Request — In the entries below, identify every line with the string "photo" and copy it.

Stored records —

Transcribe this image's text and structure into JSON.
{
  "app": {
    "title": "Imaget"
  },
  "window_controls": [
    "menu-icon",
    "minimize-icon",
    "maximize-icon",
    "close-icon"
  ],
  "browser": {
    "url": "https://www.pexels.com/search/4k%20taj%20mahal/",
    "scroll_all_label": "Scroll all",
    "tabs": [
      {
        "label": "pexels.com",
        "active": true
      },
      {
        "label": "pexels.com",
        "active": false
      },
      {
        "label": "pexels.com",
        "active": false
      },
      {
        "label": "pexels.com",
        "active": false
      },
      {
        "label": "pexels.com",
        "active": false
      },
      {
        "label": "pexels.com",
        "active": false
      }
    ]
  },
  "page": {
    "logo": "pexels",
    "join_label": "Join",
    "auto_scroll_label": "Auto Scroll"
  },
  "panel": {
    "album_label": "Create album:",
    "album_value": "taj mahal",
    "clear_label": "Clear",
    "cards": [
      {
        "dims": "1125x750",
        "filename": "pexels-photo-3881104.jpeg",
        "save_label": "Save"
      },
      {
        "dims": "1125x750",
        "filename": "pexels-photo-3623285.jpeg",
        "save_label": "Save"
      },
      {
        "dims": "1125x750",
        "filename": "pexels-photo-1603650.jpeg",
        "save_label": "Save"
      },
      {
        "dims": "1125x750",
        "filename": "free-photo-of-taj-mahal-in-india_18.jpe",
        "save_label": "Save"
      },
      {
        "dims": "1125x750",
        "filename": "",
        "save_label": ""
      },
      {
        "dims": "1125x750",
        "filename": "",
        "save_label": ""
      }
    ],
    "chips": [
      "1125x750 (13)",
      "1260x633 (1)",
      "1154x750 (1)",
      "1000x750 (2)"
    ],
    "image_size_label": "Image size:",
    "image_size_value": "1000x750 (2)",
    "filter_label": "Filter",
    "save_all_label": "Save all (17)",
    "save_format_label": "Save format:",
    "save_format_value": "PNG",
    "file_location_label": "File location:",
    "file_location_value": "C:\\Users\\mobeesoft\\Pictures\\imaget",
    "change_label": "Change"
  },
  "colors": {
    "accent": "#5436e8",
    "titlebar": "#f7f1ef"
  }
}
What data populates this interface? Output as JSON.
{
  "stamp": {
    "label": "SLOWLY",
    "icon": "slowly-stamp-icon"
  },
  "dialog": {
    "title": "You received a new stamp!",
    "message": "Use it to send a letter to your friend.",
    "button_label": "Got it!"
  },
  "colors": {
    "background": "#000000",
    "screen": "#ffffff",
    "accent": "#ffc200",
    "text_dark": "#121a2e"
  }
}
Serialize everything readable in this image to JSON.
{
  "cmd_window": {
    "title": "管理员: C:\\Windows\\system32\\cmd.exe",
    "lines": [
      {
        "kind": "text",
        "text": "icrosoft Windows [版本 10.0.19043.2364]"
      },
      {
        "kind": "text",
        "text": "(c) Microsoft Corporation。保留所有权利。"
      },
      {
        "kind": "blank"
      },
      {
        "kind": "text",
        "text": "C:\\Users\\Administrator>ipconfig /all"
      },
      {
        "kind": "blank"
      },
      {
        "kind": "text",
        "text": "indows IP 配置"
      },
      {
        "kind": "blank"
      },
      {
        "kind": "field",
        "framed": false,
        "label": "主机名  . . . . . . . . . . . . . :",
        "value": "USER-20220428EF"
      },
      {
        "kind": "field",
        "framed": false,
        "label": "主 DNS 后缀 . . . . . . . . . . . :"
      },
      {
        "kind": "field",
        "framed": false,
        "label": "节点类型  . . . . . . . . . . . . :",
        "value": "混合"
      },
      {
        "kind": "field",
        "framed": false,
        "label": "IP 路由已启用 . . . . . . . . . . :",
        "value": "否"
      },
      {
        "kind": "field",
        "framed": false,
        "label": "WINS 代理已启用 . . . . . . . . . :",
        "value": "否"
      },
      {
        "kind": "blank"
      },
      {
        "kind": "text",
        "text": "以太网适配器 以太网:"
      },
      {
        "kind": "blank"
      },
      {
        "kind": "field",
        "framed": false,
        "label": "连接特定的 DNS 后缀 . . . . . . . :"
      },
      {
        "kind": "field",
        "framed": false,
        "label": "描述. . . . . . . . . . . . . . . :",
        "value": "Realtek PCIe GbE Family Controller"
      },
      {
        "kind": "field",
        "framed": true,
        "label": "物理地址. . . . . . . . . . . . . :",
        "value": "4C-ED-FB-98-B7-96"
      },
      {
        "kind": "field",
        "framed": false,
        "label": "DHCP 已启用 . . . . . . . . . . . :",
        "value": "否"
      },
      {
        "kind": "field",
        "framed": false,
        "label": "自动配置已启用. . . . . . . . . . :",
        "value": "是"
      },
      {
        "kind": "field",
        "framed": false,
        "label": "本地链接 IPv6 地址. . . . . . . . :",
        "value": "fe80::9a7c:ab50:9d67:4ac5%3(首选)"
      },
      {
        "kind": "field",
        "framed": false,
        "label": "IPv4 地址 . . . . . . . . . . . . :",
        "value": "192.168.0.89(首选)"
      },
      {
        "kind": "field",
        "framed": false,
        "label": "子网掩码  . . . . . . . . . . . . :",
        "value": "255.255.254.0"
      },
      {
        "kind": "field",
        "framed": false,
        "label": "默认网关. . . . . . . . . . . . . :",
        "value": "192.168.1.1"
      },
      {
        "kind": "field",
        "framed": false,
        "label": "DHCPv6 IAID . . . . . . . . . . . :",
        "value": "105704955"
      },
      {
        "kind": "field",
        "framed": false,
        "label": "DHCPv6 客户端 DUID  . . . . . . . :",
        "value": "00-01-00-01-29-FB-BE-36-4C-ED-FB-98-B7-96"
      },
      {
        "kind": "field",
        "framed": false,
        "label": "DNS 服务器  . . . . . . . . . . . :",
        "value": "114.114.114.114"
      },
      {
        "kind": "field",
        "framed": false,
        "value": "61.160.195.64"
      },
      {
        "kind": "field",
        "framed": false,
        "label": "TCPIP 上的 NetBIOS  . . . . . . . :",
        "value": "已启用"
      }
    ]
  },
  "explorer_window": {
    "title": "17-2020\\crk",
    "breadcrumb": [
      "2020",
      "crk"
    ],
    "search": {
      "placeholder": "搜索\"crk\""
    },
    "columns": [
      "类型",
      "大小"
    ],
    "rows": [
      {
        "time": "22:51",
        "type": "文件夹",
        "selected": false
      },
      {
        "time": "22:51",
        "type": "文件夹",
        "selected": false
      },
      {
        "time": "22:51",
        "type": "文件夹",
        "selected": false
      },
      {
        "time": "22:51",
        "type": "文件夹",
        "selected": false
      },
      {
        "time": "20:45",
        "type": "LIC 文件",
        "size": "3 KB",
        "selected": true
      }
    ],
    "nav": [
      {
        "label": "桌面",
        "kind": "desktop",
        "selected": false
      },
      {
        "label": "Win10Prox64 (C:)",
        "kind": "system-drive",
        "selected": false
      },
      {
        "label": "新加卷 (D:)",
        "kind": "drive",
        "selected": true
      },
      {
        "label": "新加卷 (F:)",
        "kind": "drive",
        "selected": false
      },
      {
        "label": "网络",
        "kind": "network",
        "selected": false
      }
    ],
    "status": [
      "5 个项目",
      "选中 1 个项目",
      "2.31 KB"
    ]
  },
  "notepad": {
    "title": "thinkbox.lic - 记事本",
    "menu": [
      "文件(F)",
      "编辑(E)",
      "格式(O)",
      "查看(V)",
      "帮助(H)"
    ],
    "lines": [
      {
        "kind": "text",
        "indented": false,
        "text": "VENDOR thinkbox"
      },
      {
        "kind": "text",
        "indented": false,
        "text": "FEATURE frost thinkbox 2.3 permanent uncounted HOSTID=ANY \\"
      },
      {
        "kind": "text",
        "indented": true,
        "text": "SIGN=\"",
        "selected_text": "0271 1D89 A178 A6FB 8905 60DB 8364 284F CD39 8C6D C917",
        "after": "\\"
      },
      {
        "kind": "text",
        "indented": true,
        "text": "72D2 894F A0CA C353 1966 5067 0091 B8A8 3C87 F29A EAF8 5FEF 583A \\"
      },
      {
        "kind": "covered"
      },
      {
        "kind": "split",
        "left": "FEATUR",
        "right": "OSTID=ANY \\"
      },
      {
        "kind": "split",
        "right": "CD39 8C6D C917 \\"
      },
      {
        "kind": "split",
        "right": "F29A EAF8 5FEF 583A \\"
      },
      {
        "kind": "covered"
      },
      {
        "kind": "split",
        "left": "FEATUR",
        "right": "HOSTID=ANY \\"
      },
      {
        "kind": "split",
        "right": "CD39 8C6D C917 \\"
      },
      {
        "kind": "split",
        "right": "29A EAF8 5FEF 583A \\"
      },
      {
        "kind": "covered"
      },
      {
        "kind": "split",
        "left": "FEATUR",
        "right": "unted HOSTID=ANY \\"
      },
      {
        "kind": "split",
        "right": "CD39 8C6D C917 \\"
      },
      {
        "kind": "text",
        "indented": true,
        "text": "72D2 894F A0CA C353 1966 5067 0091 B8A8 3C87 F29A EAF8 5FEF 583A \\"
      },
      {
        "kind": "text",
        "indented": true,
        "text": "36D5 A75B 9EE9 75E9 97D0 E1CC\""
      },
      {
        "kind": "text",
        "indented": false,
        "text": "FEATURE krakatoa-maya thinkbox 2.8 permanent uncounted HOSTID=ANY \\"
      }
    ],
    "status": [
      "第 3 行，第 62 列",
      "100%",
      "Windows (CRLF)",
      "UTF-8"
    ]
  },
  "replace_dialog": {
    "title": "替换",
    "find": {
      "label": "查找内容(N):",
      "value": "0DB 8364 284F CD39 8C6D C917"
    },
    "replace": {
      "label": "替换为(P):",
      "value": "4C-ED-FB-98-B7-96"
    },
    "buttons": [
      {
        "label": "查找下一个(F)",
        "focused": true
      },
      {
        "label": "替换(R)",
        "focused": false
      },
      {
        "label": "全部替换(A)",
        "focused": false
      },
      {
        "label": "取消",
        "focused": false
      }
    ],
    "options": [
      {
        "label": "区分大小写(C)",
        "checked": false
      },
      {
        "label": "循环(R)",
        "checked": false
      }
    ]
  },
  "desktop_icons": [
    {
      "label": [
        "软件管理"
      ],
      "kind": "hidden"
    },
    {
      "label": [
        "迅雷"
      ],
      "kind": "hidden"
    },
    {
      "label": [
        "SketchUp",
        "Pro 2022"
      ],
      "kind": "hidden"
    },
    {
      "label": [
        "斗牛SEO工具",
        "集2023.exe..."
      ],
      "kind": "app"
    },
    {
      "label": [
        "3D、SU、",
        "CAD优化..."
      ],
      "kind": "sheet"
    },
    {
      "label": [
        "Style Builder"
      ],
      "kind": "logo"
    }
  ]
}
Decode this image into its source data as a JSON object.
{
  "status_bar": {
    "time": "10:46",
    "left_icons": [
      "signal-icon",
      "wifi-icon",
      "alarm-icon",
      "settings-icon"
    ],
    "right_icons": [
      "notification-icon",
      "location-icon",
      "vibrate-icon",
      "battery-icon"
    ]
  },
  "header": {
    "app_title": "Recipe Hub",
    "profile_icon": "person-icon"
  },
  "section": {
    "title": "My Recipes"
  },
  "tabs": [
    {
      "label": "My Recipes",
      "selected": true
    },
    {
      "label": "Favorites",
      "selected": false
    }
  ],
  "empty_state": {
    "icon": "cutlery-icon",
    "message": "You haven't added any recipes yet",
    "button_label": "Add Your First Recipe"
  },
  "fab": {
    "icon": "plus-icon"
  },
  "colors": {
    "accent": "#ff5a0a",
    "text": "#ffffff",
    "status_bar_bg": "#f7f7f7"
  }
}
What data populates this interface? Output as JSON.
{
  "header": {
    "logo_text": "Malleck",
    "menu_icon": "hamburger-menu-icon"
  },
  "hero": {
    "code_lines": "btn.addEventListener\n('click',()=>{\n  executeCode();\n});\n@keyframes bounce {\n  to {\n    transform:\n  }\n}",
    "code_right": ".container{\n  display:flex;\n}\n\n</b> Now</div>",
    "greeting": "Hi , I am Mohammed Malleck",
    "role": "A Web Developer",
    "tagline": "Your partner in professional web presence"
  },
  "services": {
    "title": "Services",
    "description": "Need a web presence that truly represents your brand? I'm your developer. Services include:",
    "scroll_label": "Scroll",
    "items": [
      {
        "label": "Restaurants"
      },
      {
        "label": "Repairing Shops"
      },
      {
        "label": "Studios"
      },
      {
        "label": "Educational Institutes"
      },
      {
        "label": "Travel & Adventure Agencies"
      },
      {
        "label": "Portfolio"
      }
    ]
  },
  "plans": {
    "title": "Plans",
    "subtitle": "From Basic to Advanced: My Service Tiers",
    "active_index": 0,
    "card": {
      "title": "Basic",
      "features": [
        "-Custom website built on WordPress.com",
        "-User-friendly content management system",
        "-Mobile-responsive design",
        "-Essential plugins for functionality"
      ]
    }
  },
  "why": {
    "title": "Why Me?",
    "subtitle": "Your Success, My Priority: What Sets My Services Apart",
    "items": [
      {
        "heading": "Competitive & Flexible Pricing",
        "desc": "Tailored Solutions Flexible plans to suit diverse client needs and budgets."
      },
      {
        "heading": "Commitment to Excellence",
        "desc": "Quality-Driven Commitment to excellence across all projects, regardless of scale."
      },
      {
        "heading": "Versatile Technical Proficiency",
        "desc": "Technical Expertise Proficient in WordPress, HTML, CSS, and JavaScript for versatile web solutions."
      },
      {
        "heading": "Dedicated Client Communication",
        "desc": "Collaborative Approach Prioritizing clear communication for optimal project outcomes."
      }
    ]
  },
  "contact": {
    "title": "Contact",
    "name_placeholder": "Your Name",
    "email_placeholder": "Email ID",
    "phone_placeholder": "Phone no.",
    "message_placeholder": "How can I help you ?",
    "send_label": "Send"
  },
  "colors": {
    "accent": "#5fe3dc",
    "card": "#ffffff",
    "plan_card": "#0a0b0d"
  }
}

Full output —
        "filename": "pexels-photo-3881104.jpeg",
        "filename": "pexels-photo-3623285.jpeg",
        "filename": "pexels-photo-1603650.jpeg",
        "filename": "free-photo-of-taj-mahal-in-india_18.jpe",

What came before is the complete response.